§ **DESCRIPTION OF THE TASK**:
Every record should be written out exactly, please.

____

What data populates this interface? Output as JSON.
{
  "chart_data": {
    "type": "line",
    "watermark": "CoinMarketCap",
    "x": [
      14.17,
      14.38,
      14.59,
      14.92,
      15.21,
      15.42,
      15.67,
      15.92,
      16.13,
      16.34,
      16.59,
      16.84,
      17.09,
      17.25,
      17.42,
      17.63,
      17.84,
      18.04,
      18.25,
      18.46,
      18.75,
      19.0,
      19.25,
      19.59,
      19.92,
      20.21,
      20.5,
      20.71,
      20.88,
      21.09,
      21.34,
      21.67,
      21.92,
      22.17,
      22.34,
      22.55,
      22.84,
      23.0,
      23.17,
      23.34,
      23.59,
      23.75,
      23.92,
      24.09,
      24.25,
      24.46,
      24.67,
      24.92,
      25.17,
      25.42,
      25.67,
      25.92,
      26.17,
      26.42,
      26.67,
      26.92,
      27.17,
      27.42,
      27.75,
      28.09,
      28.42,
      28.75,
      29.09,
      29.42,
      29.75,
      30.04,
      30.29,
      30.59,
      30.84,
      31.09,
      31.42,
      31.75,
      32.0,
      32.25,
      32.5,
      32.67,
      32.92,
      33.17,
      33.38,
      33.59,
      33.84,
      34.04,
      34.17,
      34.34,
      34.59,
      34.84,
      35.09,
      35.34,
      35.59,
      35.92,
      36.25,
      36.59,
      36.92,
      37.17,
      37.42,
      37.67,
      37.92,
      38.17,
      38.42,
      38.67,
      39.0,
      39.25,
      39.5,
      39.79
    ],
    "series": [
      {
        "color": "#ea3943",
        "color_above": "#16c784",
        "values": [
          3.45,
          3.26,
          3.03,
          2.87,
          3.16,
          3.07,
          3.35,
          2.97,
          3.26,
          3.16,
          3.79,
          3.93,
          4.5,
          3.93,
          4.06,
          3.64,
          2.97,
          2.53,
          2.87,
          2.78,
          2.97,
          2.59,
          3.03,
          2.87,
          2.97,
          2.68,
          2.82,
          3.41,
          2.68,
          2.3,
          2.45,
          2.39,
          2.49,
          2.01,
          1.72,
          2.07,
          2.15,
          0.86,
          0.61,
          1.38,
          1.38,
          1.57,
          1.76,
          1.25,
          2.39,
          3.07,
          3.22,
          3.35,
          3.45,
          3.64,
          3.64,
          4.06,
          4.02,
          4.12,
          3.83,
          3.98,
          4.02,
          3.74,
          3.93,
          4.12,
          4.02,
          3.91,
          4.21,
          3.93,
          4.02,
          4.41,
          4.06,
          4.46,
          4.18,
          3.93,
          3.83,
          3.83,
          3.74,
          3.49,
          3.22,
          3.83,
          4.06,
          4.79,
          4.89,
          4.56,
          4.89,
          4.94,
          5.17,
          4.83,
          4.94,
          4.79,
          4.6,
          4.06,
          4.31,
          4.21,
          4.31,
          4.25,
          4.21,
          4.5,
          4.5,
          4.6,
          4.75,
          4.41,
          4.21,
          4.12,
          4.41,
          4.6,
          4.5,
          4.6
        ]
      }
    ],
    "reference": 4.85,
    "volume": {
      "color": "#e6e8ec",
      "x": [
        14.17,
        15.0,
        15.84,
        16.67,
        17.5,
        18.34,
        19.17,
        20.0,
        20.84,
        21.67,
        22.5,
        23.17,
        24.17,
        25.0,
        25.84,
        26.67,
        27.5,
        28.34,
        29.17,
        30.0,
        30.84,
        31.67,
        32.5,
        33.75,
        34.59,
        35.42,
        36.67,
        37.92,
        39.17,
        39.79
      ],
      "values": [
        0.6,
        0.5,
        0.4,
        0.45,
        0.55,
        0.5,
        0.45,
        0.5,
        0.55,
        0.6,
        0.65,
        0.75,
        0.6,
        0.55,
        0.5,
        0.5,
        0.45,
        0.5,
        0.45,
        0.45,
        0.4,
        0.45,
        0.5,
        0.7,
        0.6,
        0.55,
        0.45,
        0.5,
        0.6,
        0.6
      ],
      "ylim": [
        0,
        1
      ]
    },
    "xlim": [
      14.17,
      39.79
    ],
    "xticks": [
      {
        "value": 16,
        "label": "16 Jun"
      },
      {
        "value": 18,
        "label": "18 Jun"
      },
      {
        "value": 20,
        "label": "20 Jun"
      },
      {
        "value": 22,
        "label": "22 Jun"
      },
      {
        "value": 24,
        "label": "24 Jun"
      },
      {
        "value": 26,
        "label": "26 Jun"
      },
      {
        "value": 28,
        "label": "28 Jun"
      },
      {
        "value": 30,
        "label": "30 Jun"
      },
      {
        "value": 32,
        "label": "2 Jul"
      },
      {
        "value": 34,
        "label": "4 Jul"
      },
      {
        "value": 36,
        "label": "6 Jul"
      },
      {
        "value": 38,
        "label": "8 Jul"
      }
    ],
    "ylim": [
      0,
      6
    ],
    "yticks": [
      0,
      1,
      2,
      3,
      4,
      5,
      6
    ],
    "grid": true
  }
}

____

§ **TASK RESPONSE**:
What data populates this interface? Output as JSON.
{
  "chart_data": {
    "type": "line",
    "watermark": "CoinMarketCap",
    "x": [
      14.17,
      14.38,
      14.59,
      14.92,
      15.21,
      15.42,
      15.67,
      15.92,
      16.13,
      16.34,
      16.59,
      16.84,
      17.09,
      17.25,
      17.42,
      17.63,
      17.84,
      18.04,
      18.25,
      18.46,
      18.75,
      19.0,
      19.25,
      19.59,
      19.92,
      20.21,
      20.5,
      20.71,
      20.88,
      21.09,
      21.34,
      21.67,
      21.92,
      22.17,
      22.34,
      22.55,
      22.84,
      23.0,
      23.17,
      23.34,
      23.59,
      23.75,
      23.92,
      24.09,
      24.25,
      24.46,
      24.67,
      24.92,
      25.17,
      25.42,
      25.67,
      25.92,
      26.17,
      26.42,
      26.67,
      26.92,
      27.17,
      27.42,
      27.75,
      28.09,
      28.42,
      28.75,
      29.09,
      29.42,
      29.75,
      30.04,
      30.29,
      30.59,
      30.84,
      31.09,
      31.42,
      31.75,
      32.0,
      32.25,
      32.5,
      32.67,
      32.92,
      33.17,
      33.38,
      33.59,
      33.84,
      34.04,
      34.17,
      34.34,
      34.59,
      34.84,
      35.09,
      35.34,
      35.59,
      35.92,
      36.25,
      36.59,
      36.92,
      37.17,
      37.42,
      37.67,
      37.92,
      38.17,
      38.42,
      38.67,
      39.0,
      39.25,
      39.5,
      39.79
    ],
    "series": [
      {
        "color": "#ea3943",
        "color_above": "#16c784",
        "values": [
          3.45,
          3.26,
          3.03,
          2.87,
          3.16,
          3.07,
          3.35,
          2.97,
          3.26,
          3.16,
          3.79,
          3.93,
          4.5,
          3.93,
          4.06,
          3.64,
          2.97,
          2.53,
          2.87,
          2.78,
          2.97,
          2.59,
          3.03,
          2.87,
          2.97,
          2.68,
          2.82,
          3.41,
          2.68,
          2.3,
          2.45,
          2.39,
          2.49,
          2.01,
          1.72,
          2.07,
          2.15,
          0.86,
          0.61,
          1.38,
          1.38,
          1.57,
          1.76,
          1.25,
          2.39,
          3.07,
          3.22,
          3.35,
          3.45,
          3.64,
          3.64,
          4.06,
          4.02,
          4.12,
          3.83,
          3.98,
          4.02,
          3.74,
          3.93,
          4.12,
          4.02,
          3.91,
          4.21,
          3.93,
          4.02,
          4.41,
          4.06,
          4.46,
          4.18,
          3.93,
          3.83,
          3.83,
          3.74,
          3.49,
          3.22,
          3.83,
          4.06,
          4.79,
          4.89,
          4.56,
          4.89,
          4.94,
          5.17,
          4.83,
          4.94,
          4.79,
          4.6,
          4.06,
          4.31,
          4.21,
          4.31,
          4.25,
          4.21,
          4.5,
          4.5,
          4.6,
          4.75,
          4.41,
          4.21,
          4.12,
          4.41,
          4.6,
          4.5,
          4.6
        ]
      }
    ],
    "reference": 4.85,
    "volume": {
      "color": "#e6e8ec",
      "x": [
        14.17,
        15.0,
        15.84,
        16.67,
        17.5,
        18.34,
        19.17,
        20.0,
        20.84,
        21.67,
        22.5,
        23.17,
        24.17,
        25.0,
        25.84,
        26.67,
        27.5,
        28.34,
        29.17,
        30.0,
        30.84,
        31.67,
        32.5,
        33.75,
        34.59,
        35.42,
        36.67,
        37.92,
        39.17,
        39.79
      ],
      "values": [
        0.6,
        0.5,
        0.4,
        0.45,
        0.55,
        0.5,
        0.45,
        0.5,
        0.55,
        0.6,
        0.65,
        0.75,
        0.6,
        0.55,
        0.5,
        0.5,
        0.45,
        0.5,
        0.45,
        0.45,
        0.4,
        0.45,
        0.5,
        0.7,
        0.6,
        0.55,
        0.45,
        0.5,
        0.6,
        0.6
      ],
      "ylim": [
        0,
        1
      ]
    },
    "xlim": [
      14.17,
      39.79
    ],
    "xticks": [
      {
        "value": 16,
        "label": "16 Jun"
      },
      {
        "value": 18,
        "label": "18 Jun"
      },
      {
        "value": 20,
        "label": "20 Jun"
      },
      {
        "value": 22,
        "label": "22 Jun"
      },
      {
        "value": 24,
        "label": "24 Jun"
      },
      {
        "value": 26,
        "label": "26 Jun"
      },
      {
        "value": 28,
        "label": "28 Jun"
      },
      {
        "value": 30,
        "label": "30 Jun"
      },
      {
        "value": 32,
        "label": "2 Jul"
      },
      {
        "value": 34,
        "label": "4 Jul"
      },
      {
        "value": 36,
        "label": "6 Jul"
      },
      {
        "value": 38,
        "label": "8 Jul"
      }
    ],
    "ylim": [
      0,
      6
    ],
    "yticks": [
      0,
      1,
      2,
      3,
      4,
      5,
      6
    ],
    "grid": true
  }
}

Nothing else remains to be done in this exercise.